• **WHAT THE TASK REQUIRES**
Images must not appear in your copy; reproduce every other part of the records exactly.

• **TASK MATERIAL**
+++++

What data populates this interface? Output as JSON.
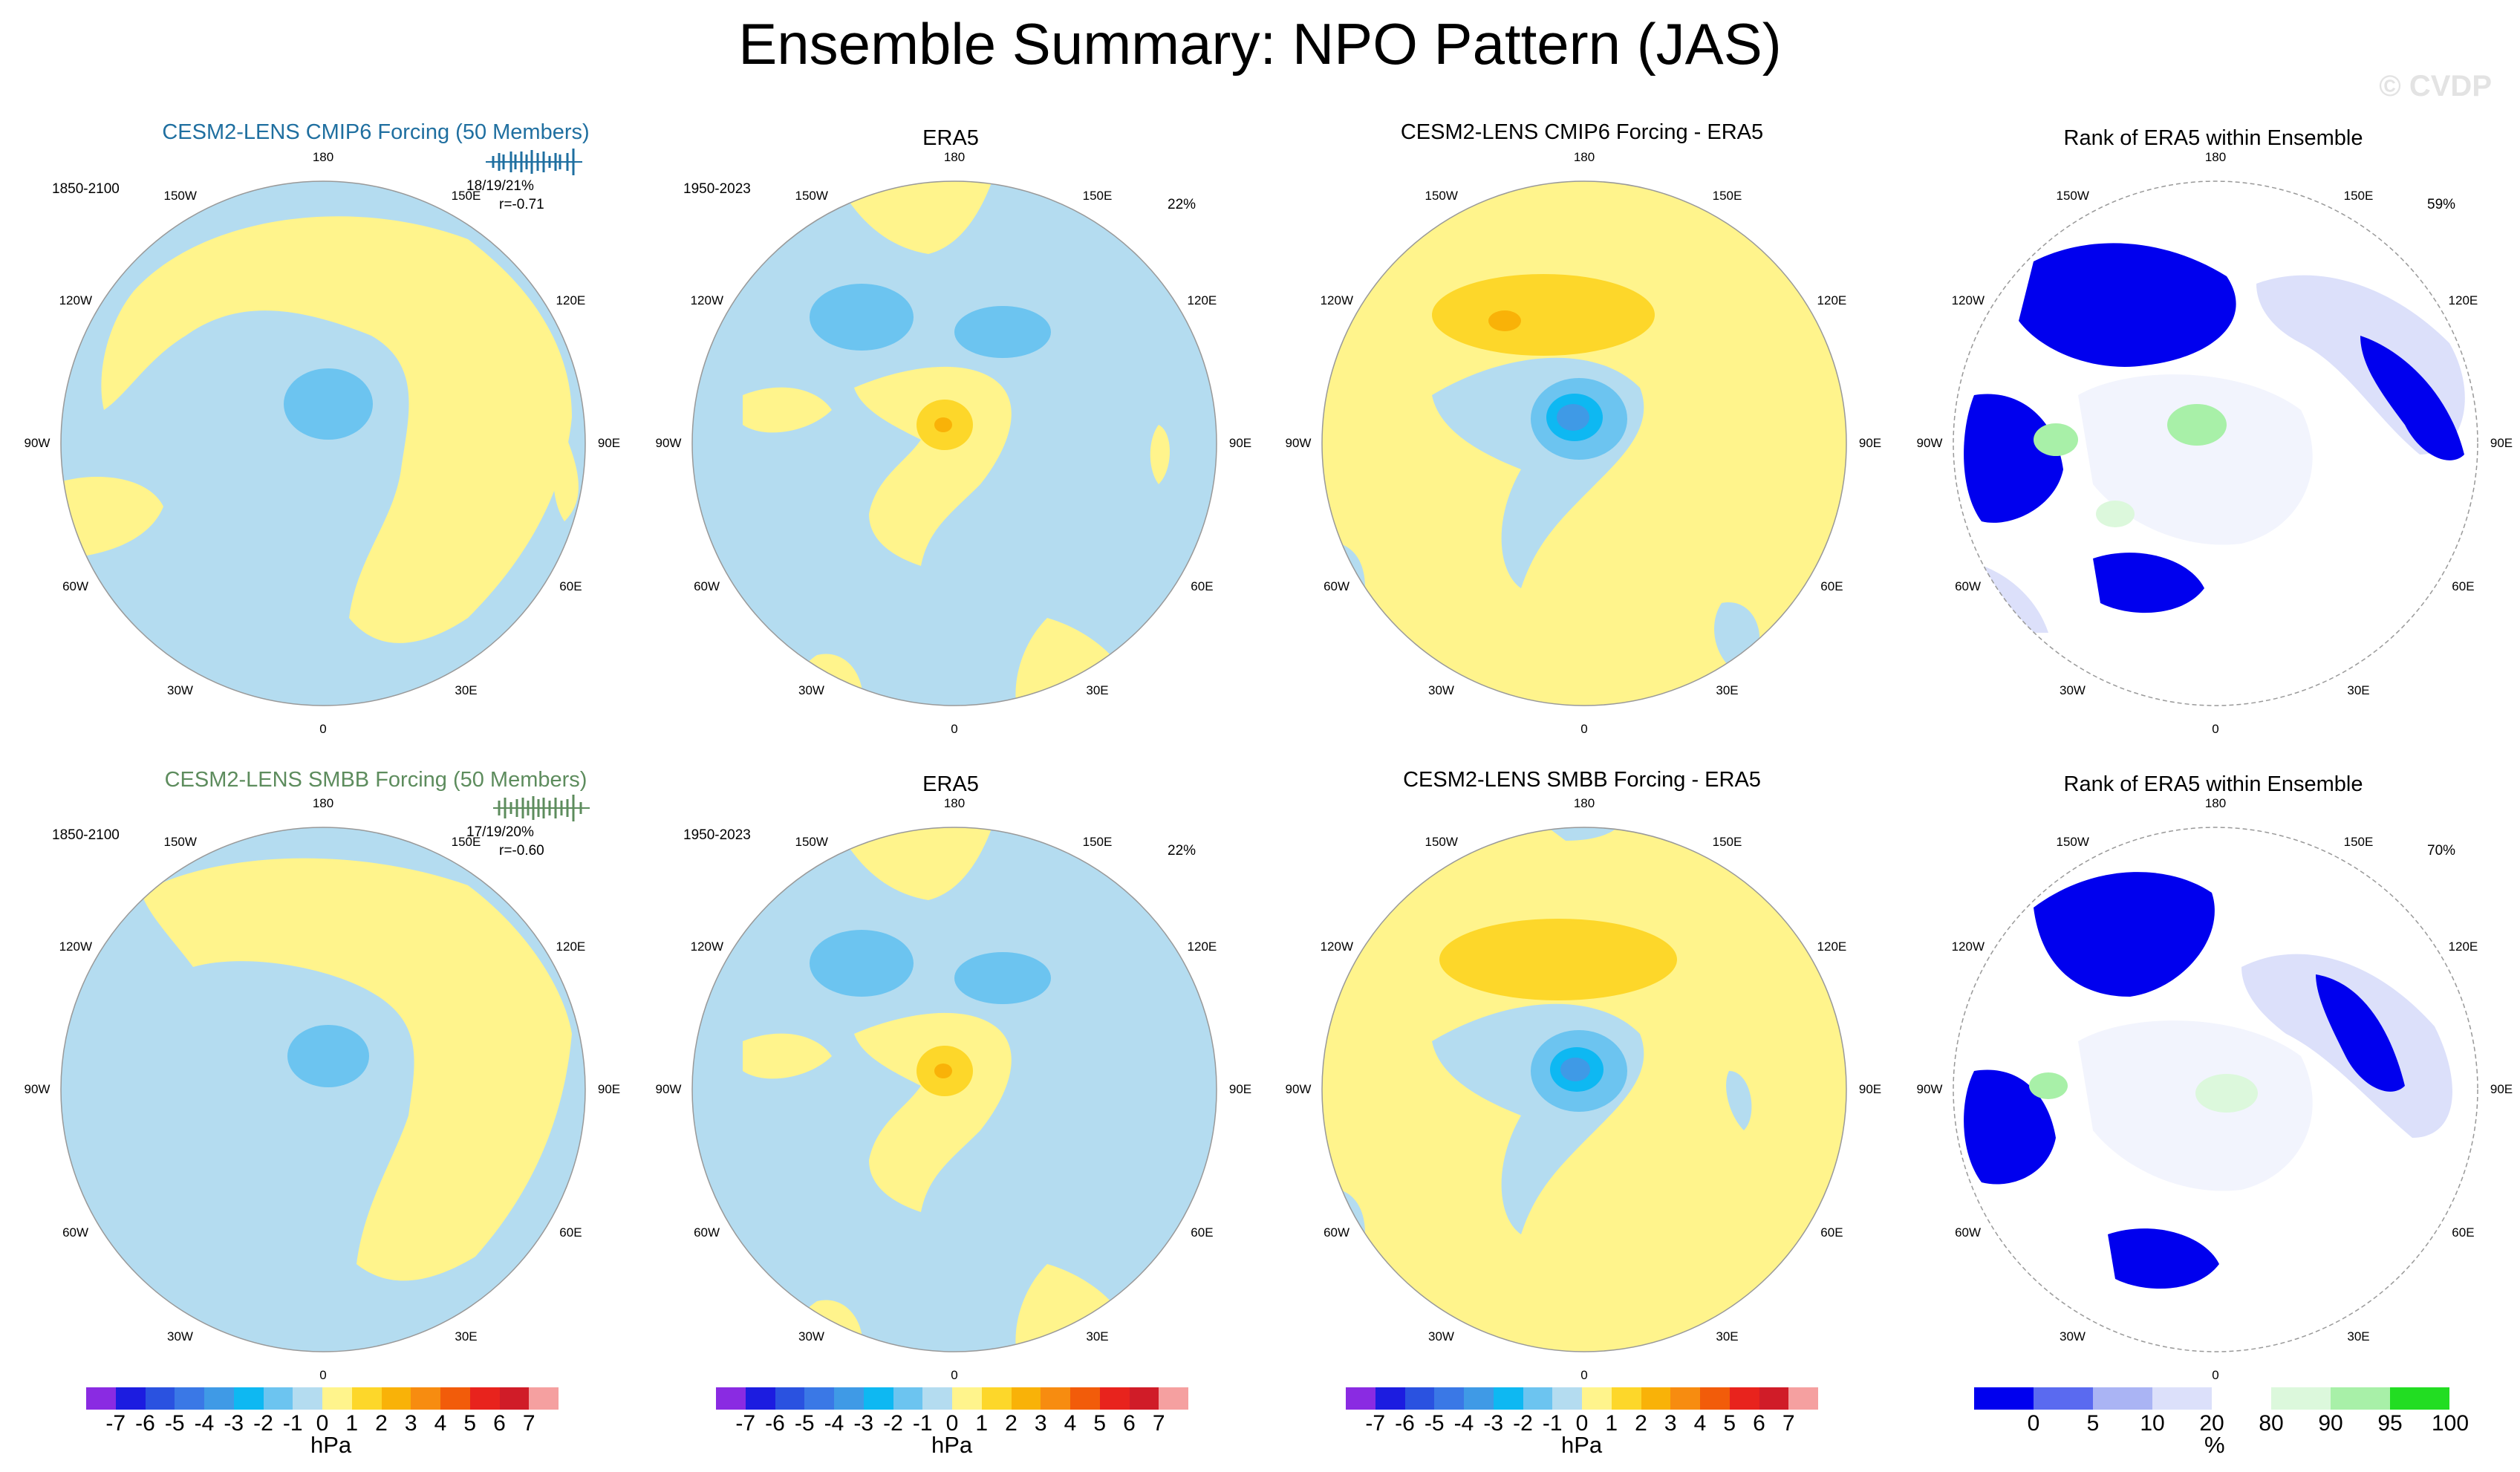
{
  "page": {
    "title": "Ensemble Summary: NPO Pattern (JAS)",
    "watermark": "© CVDP"
  },
  "longitude_labels": [
    "180",
    "150E",
    "120E",
    "90E",
    "60E",
    "30E",
    "0",
    "30W",
    "60W",
    "90W",
    "120W",
    "150W"
  ],
  "rows": [
    {
      "panels": [
        {
          "title": "CESM2-LENS CMIP6 Forcing (50 Members)",
          "period": "1850-2100",
          "stat_line1": "18/19/21%",
          "stat_line2": "r=-0.71"
        },
        {
          "title": "ERA5",
          "period": "1950-2023",
          "pct": "22%"
        },
        {
          "title": "CESM2-LENS CMIP6 Forcing - ERA5"
        },
        {
          "title": "Rank of ERA5 within Ensemble",
          "pct": "59%"
        }
      ]
    },
    {
      "panels": [
        {
          "title": "CESM2-LENS SMBB Forcing (50 Members)",
          "period": "1850-2100",
          "stat_line1": "17/19/20%",
          "stat_line2": "r=-0.60"
        },
        {
          "title": "ERA5",
          "period": "1950-2023",
          "pct": "22%"
        },
        {
          "title": "CESM2-LENS SMBB Forcing - ERA5"
        },
        {
          "title": "Rank of ERA5 within Ensemble",
          "pct": "70%"
        }
      ]
    }
  ],
  "colorbars": {
    "hpa": {
      "unit": "hPa",
      "labels": [
        "-7",
        "-6",
        "-5",
        "-4",
        "-3",
        "-2",
        "-1",
        "0",
        "1",
        "2",
        "3",
        "4",
        "5",
        "6",
        "7"
      ],
      "colors": [
        "#8a2be2",
        "#1c1ce0",
        "#2a52e0",
        "#3a78e6",
        "#3f9ae6",
        "#0eb8f2",
        "#6cc4f0",
        "#b4dcf0",
        "#fff48c",
        "#fdd72a",
        "#f9b208",
        "#f78c10",
        "#f25c0a",
        "#e8231d",
        "#d01c28",
        "#f5a0a0"
      ]
    },
    "rank": {
      "unit": "%",
      "labels": [
        "0",
        "5",
        "10",
        "20",
        "80",
        "90",
        "95",
        "100"
      ],
      "colors": [
        "#0000ee",
        "#5a6af0",
        "#aab4f4",
        "#dce0fa",
        "#ffffff",
        "#dcf8dc",
        "#a8f0a8",
        "#22dd22"
      ]
    }
  },
  "colors": {
    "ocean_neutral_negative": "#b4dcf0",
    "neutral_positive": "#fff48c",
    "negative_medium": "#6cc4f0",
    "positive_medium": "#fdd72a",
    "positive_strong": "#f9b208",
    "negative_strong": "#0eb8f2",
    "rank_low": "#0000ee",
    "rank_mid": "#5a6af0",
    "rank_light": "#dce0fa",
    "rank_green": "#a8f0a8"
  }
}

+++++

• **SOLUTION FOR THIS TASK**
What data populates this interface? Output as JSON.
{
  "page": {
    "title": "Ensemble Summary: NPO Pattern (JAS)",
    "watermark": "© CVDP"
  },
  "longitude_labels": [
    "180",
    "150E",
    "120E",
    "90E",
    "60E",
    "30E",
    "0",
    "30W",
    "60W",
    "90W",
    "120W",
    "150W"
  ],
  "rows": [
    {
      "panels": [
        {
          "title": "CESM2-LENS CMIP6 Forcing (50 Members)",
          "period": "1850-2100",
          "stat_line1": "18/19/21%",
          "stat_line2": "r=-0.71"
        },
        {
          "title": "ERA5",
          "period": "1950-2023",
          "pct": "22%"
        },
        {
          "title": "CESM2-LENS CMIP6 Forcing - ERA5"
        },
        {
          "title": "Rank of ERA5 within Ensemble",
          "pct": "59%"
        }
      ]
    },
    {
      "panels": [
        {
          "title": "CESM2-LENS SMBB Forcing (50 Members)",
          "period": "1850-2100",
          "stat_line1": "17/19/20%",
          "stat_line2": "r=-0.60"
        },
        {
          "title": "ERA5",
          "period": "1950-2023",
          "pct": "22%"
        },
        {
          "title": "CESM2-LENS SMBB Forcing - ERA5"
        },
        {
          "title": "Rank of ERA5 within Ensemble",
          "pct": "70%"
        }
      ]
    }
  ],
  "colorbars": {
    "hpa": {
      "unit": "hPa",
      "labels": [
        "-7",
        "-6",
        "-5",
        "-4",
        "-3",
        "-2",
        "-1",
        "0",
        "1",
        "2",
        "3",
        "4",
        "5",
        "6",
        "7"
      ],
      "colors": [
        "#8a2be2",
        "#1c1ce0",
        "#2a52e0",
        "#3a78e6",
        "#3f9ae6",
        "#0eb8f2",
        "#6cc4f0",
        "#b4dcf0",
        "#fff48c",
        "#fdd72a",
        "#f9b208",
        "#f78c10",
        "#f25c0a",
        "#e8231d",
        "#d01c28",
        "#f5a0a0"
      ]
    },
    "rank": {
      "unit": "%",
      "labels": [
        "0",
        "5",
        "10",
        "20",
        "80",
        "90",
        "95",
        "100"
      ],
      "colors": [
        "#0000ee",
        "#5a6af0",
        "#aab4f4",
        "#dce0fa",
        "#ffffff",
        "#dcf8dc",
        "#a8f0a8",
        "#22dd22"
      ]
    }
  },
  "colors": {
    "ocean_neutral_negative": "#b4dcf0",
    "neutral_positive": "#fff48c",
    "negative_medium": "#6cc4f0",
    "positive_medium": "#fdd72a",
    "positive_strong": "#f9b208",
    "negative_strong": "#0eb8f2",
    "rank_low": "#0000ee",
    "rank_mid": "#5a6af0",
    "rank_light": "#dce0fa",
    "rank_green": "#a8f0a8"
  }
}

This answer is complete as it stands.